* _To do_:
Return the records in full, exactly as given.

Dataset rows about figures
----

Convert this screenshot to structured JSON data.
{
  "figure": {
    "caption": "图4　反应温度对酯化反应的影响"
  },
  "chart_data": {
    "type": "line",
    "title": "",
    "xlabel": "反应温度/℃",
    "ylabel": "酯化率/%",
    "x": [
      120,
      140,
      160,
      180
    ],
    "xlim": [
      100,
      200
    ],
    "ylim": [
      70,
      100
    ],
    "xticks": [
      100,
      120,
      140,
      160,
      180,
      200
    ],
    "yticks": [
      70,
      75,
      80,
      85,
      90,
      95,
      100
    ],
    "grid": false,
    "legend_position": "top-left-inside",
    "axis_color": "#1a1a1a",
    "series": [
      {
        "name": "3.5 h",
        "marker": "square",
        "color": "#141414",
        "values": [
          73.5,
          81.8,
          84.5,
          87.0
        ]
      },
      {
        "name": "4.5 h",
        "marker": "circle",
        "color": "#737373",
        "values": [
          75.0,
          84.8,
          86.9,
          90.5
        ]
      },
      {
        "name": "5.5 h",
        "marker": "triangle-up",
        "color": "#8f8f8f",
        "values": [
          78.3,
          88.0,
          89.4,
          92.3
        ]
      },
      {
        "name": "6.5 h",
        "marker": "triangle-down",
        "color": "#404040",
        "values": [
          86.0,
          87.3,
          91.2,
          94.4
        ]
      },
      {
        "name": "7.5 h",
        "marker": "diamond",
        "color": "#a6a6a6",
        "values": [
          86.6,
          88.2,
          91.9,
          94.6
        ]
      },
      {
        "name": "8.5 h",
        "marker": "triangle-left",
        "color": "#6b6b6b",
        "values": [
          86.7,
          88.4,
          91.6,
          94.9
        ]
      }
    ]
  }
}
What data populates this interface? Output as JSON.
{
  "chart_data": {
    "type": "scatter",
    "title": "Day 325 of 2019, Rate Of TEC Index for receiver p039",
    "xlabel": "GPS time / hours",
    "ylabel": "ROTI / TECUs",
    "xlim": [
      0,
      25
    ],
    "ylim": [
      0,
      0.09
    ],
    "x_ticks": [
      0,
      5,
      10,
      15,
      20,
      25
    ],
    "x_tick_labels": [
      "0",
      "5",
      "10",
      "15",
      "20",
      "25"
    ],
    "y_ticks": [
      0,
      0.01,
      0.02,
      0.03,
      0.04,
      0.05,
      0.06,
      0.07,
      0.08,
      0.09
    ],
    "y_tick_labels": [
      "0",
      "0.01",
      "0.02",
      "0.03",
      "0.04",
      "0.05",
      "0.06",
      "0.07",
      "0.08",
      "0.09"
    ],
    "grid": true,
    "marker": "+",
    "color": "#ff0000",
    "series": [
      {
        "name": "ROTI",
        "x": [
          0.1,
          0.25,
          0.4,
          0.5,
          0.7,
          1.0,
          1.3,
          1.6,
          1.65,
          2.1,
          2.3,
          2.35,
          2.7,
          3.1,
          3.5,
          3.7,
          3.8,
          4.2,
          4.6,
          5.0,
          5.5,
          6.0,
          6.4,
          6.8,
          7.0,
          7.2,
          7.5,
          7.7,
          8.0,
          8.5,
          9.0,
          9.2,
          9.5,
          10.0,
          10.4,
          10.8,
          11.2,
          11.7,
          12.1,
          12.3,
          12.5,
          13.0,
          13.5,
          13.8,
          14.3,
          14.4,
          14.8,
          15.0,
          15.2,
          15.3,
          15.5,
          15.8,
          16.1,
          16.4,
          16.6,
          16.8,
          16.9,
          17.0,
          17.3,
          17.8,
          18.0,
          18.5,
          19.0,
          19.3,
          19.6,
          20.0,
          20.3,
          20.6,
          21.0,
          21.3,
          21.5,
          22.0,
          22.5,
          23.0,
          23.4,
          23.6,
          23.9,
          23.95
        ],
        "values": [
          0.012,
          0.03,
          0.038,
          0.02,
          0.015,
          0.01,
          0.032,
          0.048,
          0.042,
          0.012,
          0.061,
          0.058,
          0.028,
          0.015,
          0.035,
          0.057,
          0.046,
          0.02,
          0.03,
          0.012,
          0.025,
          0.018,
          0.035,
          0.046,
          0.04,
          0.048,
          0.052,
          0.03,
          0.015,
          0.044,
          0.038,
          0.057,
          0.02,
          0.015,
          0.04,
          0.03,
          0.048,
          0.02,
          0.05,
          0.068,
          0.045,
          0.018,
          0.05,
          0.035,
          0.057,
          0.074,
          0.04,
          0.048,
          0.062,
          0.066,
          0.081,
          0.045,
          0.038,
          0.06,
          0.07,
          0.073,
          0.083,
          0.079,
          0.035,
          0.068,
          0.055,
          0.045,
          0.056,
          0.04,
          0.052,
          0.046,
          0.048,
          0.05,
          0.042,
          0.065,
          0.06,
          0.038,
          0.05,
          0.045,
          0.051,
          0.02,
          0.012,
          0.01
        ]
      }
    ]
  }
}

----

* _Right answer_:
Convert this screenshot to structured JSON data.
{
  "figure": {
    "caption": "图4　反应温度对酯化反应的影响"
  },
  "chart_data": {
    "type": "line",
    "title": "",
    "xlabel": "反应温度/℃",
    "ylabel": "酯化率/%",
    "x": [
      120,
      140,
      160,
      180
    ],
    "xlim": [
      100,
      200
    ],
    "ylim": [
      70,
      100
    ],
    "xticks": [
      100,
      120,
      140,
      160,
      180,
      200
    ],
    "yticks": [
      70,
      75,
      80,
      85,
      90,
      95,
      100
    ],
    "grid": false,
    "legend_position": "top-left-inside",
    "axis_color": "#1a1a1a",
    "series": [
      {
        "name": "3.5 h",
        "marker": "square",
        "color": "#141414",
        "values": [
          73.5,
          81.8,
          84.5,
          87.0
        ]
      },
      {
        "name": "4.5 h",
        "marker": "circle",
        "color": "#737373",
        "values": [
          75.0,
          84.8,
          86.9,
          90.5
        ]
      },
      {
        "name": "5.5 h",
        "marker": "triangle-up",
        "color": "#8f8f8f",
        "values": [
          78.3,
          88.0,
          89.4,
          92.3
        ]
      },
      {
        "name": "6.5 h",
        "marker": "triangle-down",
        "color": "#404040",
        "values": [
          86.0,
          87.3,
          91.2,
          94.4
        ]
      },
      {
        "name": "7.5 h",
        "marker": "diamond",
        "color": "#a6a6a6",
        "values": [
          86.6,
          88.2,
          91.9,
          94.6
        ]
      },
      {
        "name": "8.5 h",
        "marker": "triangle-left",
        "color": "#6b6b6b",
        "values": [
          86.7,
          88.4,
          91.6,
          94.9
        ]
      }
    ]
  }
}
What data populates this interface? Output as JSON.
{
  "chart_data": {
    "type": "scatter",
    "title": "Day 325 of 2019, Rate Of TEC Index for receiver p039",
    "xlabel": "GPS time / hours",
    "ylabel": "ROTI / TECUs",
    "xlim": [
      0,
      25
    ],
    "ylim": [
      0,
      0.09
    ],
    "x_ticks": [
      0,
      5,
      10,
      15,
      20,
      25
    ],
    "x_tick_labels": [
      "0",
      "5",
      "10",
      "15",
      "20",
      "25"
    ],
    "y_ticks": [
      0,
      0.01,
      0.02,
      0.03,
      0.04,
      0.05,
      0.06,
      0.07,
      0.08,
      0.09
    ],
    "y_tick_labels": [
      "0",
      "0.01",
      "0.02",
      "0.03",
      "0.04",
      "0.05",
      "0.06",
      "0.07",
      "0.08",
      "0.09"
    ],
    "grid": true,
    "marker": "+",
    "color": "#ff0000",
    "series": [
      {
        "name": "ROTI",
        "x": [
          0.1,
          0.25,
          0.4,
          0.5,
          0.7,
          1.0,
          1.3,
          1.6,
          1.65,
          2.1,
          2.3,
          2.35,
          2.7,
          3.1,
          3.5,
          3.7,
          3.8,
          4.2,
          4.6,
          5.0,
          5.5,
          6.0,
          6.4,
          6.8,
          7.0,
          7.2,
          7.5,
          7.7,
          8.0,
          8.5,
          9.0,
          9.2,
          9.5,
          10.0,
          10.4,
          10.8,
          11.2,
          11.7,
          12.1,
          12.3,
          12.5,
          13.0,
          13.5,
          13.8,
          14.3,
          14.4,
          14.8,
          15.0,
          15.2,
          15.3,
          15.5,
          15.8,
          16.1,
          16.4,
          16.6,
          16.8,
          16.9,
          17.0,
          17.3,
          17.8,
          18.0,
          18.5,
          19.0,
          19.3,
          19.6,
          20.0,
          20.3,
          20.6,
          21.0,
          21.3,
          21.5,
          22.0,
          22.5,
          23.0,
          23.4,
          23.6,
          23.9,
          23.95
        ],
        "values": [
          0.012,
          0.03,
          0.038,
          0.02,
          0.015,
          0.01,
          0.032,
          0.048,
          0.042,
          0.012,
          0.061,
          0.058,
          0.028,
          0.015,
          0.035,
          0.057,
          0.046,
          0.02,
          0.03,
          0.012,
          0.025,
          0.018,
          0.035,
          0.046,
          0.04,
          0.048,
          0.052,
          0.03,
          0.015,
          0.044,
          0.038,
          0.057,
          0.02,
          0.015,
          0.04,
          0.03,
          0.048,
          0.02,
          0.05,
          0.068,
          0.045,
          0.018,
          0.05,
          0.035,
          0.057,
          0.074,
          0.04,
          0.048,
          0.062,
          0.066,
          0.081,
          0.045,
          0.038,
          0.06,
          0.07,
          0.073,
          0.083,
          0.079,
          0.035,
          0.068,
          0.055,
          0.045,
          0.056,
          0.04,
          0.052,
          0.046,
          0.048,
          0.05,
          0.042,
          0.065,
          0.06,
          0.038,
          0.05,
          0.045,
          0.051,
          0.02,
          0.012,
          0.01
        ]
      }
    ]
  }
}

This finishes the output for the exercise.